Task to carry out => Copy out all of the material exactly.

[Records]

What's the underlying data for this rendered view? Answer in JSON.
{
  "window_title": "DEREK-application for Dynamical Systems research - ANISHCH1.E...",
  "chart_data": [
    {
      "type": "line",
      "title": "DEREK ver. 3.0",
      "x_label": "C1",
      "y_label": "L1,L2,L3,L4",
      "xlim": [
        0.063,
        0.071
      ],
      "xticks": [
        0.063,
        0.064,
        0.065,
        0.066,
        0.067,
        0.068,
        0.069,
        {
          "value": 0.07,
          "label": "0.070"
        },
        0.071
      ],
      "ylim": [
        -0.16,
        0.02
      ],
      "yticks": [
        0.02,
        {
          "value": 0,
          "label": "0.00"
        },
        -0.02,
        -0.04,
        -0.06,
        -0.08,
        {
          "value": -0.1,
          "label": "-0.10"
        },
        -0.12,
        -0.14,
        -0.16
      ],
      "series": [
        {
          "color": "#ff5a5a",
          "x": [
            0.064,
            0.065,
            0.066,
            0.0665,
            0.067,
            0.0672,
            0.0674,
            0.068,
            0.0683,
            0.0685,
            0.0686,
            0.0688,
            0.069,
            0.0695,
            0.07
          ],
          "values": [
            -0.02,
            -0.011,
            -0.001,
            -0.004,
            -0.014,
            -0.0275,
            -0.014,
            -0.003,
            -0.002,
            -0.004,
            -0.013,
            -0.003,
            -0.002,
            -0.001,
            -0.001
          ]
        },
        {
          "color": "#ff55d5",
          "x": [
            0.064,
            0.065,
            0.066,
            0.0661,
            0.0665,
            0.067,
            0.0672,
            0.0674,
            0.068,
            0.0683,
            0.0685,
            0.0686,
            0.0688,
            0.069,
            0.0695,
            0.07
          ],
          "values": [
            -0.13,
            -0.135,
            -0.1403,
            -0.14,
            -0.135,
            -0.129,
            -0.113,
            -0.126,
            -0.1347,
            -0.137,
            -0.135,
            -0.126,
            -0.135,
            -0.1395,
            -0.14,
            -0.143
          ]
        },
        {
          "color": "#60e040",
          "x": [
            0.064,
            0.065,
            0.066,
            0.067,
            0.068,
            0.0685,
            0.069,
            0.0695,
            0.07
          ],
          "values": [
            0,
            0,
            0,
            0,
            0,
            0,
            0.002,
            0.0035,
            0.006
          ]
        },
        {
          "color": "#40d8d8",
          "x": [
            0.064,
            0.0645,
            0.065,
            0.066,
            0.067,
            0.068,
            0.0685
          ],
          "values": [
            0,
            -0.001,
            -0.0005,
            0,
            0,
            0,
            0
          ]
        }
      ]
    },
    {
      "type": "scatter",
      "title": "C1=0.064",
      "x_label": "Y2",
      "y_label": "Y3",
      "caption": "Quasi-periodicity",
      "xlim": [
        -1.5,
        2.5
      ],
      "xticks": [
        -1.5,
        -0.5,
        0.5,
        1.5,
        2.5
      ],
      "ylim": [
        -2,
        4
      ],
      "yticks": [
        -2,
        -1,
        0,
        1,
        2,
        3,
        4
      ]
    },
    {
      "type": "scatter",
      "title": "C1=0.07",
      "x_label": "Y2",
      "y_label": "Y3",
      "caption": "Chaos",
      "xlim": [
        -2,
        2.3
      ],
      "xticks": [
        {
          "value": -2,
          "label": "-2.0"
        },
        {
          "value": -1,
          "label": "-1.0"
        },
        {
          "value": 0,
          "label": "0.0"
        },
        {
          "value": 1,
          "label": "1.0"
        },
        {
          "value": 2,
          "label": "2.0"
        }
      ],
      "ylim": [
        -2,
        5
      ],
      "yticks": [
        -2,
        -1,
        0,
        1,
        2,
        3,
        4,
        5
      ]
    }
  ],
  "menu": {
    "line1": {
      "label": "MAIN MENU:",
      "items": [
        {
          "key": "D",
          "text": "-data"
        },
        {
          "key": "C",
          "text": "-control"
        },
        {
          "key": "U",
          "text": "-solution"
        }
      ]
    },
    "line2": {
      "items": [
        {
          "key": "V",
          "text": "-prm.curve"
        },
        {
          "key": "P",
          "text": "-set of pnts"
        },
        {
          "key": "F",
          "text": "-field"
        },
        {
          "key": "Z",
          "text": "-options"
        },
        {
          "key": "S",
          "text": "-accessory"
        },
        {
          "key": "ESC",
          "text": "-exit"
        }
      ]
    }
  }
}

Task output =>
What's the underlying data for this rendered view? Answer in JSON.
{
  "window_title": "DEREK-application for Dynamical Systems research - ANISHCH1.E...",
  "chart_data": [
    {
      "type": "line",
      "title": "DEREK ver. 3.0",
      "x_label": "C1",
      "y_label": "L1,L2,L3,L4",
      "xlim": [
        0.063,
        0.071
      ],
      "xticks": [
        0.063,
        0.064,
        0.065,
        0.066,
        0.067,
        0.068,
        0.069,
        {
          "value": 0.07,
          "label": "0.070"
        },
        0.071
      ],
      "ylim": [
        -0.16,
        0.02
      ],
      "yticks": [
        0.02,
        {
          "value": 0,
          "label": "0.00"
        },
        -0.02,
        -0.04,
        -0.06,
        -0.08,
        {
          "value": -0.1,
          "label": "-0.10"
        },
        -0.12,
        -0.14,
        -0.16
      ],
      "series": [
        {
          "color": "#ff5a5a",
          "x": [
            0.064,
            0.065,
            0.066,
            0.0665,
            0.067,
            0.0672,
            0.0674,
            0.068,
            0.0683,
            0.0685,
            0.0686,
            0.0688,
            0.069,
            0.0695,
            0.07
          ],
          "values": [
            -0.02,
            -0.011,
            -0.001,
            -0.004,
            -0.014,
            -0.0275,
            -0.014,
            -0.003,
            -0.002,
            -0.004,
            -0.013,
            -0.003,
            -0.002,
            -0.001,
            -0.001
          ]
        },
        {
          "color": "#ff55d5",
          "x": [
            0.064,
            0.065,
            0.066,
            0.0661,
            0.0665,
            0.067,
            0.0672,
            0.0674,
            0.068,
            0.0683,
            0.0685,
            0.0686,
            0.0688,
            0.069,
            0.0695,
            0.07
          ],
          "values": [
            -0.13,
            -0.135,
            -0.1403,
            -0.14,
            -0.135,
            -0.129,
            -0.113,
            -0.126,
            -0.1347,
            -0.137,
            -0.135,
            -0.126,
            -0.135,
            -0.1395,
            -0.14,
            -0.143
          ]
        },
        {
          "color": "#60e040",
          "x": [
            0.064,
            0.065,
            0.066,
            0.067,
            0.068,
            0.0685,
            0.069,
            0.0695,
            0.07
          ],
          "values": [
            0,
            0,
            0,
            0,
            0,
            0,
            0.002,
            0.0035,
            0.006
          ]
        },
        {
          "color": "#40d8d8",
          "x": [
            0.064,
            0.0645,
            0.065,
            0.066,
            0.067,
            0.068,
            0.0685
          ],
          "values": [
            0,
            -0.001,
            -0.0005,
            0,
            0,
            0,
            0
          ]
        }
      ]
    },
    {
      "type": "scatter",
      "title": "C1=0.064",
      "x_label": "Y2",
      "y_label": "Y3",
      "caption": "Quasi-periodicity",
      "xlim": [
        -1.5,
        2.5
      ],
      "xticks": [
        -1.5,
        -0.5,
        0.5,
        1.5,
        2.5
      ],
      "ylim": [
        -2,
        4
      ],
      "yticks": [
        -2,
        -1,
        0,
        1,
        2,
        3,
        4
      ]
    },
    {
      "type": "scatter",
      "title": "C1=0.07",
      "x_label": "Y2",
      "y_label": "Y3",
      "caption": "Chaos",
      "xlim": [
        -2,
        2.3
      ],
      "xticks": [
        {
          "value": -2,
          "label": "-2.0"
        },
        {
          "value": -1,
          "label": "-1.0"
        },
        {
          "value": 0,
          "label": "0.0"
        },
        {
          "value": 1,
          "label": "1.0"
        },
        {
          "value": 2,
          "label": "2.0"
        }
      ],
      "ylim": [
        -2,
        5
      ],
      "yticks": [
        -2,
        -1,
        0,
        1,
        2,
        3,
        4,
        5
      ]
    }
  ],
  "menu": {
    "line1": {
      "label": "MAIN MENU:",
      "items": [
        {
          "key": "D",
          "text": "-data"
        },
        {
          "key": "C",
          "text": "-control"
        },
        {
          "key": "U",
          "text": "-solution"
        }
      ]
    },
    "line2": {
      "items": [
        {
          "key": "V",
          "text": "-prm.curve"
        },
        {
          "key": "P",
          "text": "-set of pnts"
        },
        {
          "key": "F",
          "text": "-field"
        },
        {
          "key": "Z",
          "text": "-options"
        },
        {
          "key": "S",
          "text": "-accessory"
        },
        {
          "key": "ESC",
          "text": "-exit"
        }
      ]
    }
  }
}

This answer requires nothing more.